*WHAT THIS TASK INVOLVES*:
Isolate every line in the data with the string "screenshot" and copy it.

*RECORD SET*:
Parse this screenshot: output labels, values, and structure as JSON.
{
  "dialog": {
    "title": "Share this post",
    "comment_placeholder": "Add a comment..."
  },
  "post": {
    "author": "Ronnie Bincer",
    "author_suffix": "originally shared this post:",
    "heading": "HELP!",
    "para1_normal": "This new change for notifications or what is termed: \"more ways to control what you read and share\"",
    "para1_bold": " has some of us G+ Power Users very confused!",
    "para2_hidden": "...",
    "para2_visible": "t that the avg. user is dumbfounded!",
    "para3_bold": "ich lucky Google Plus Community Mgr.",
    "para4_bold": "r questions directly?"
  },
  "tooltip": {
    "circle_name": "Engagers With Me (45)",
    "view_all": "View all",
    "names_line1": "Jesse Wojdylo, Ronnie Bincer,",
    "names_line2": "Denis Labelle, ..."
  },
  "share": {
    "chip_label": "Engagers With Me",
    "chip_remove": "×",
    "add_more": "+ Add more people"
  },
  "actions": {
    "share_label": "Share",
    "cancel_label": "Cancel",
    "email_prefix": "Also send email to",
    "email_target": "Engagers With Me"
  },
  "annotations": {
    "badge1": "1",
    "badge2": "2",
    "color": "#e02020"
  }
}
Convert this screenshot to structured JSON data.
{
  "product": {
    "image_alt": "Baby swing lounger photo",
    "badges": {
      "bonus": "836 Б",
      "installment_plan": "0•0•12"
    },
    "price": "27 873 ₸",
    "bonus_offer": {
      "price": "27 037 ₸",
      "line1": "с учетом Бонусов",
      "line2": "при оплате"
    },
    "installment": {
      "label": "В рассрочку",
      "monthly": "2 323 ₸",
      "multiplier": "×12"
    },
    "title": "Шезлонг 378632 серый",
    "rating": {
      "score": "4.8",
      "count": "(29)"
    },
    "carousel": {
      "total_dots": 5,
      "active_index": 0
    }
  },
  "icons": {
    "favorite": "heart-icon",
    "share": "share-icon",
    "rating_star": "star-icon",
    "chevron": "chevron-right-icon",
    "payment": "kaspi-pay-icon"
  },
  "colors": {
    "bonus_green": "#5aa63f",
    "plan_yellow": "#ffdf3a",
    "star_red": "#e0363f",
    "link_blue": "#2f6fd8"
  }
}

*CORRECT OUTPUT*:
Parse this screenshot: output labels, values, and structure as JSON.
Convert this screenshot to structured JSON data.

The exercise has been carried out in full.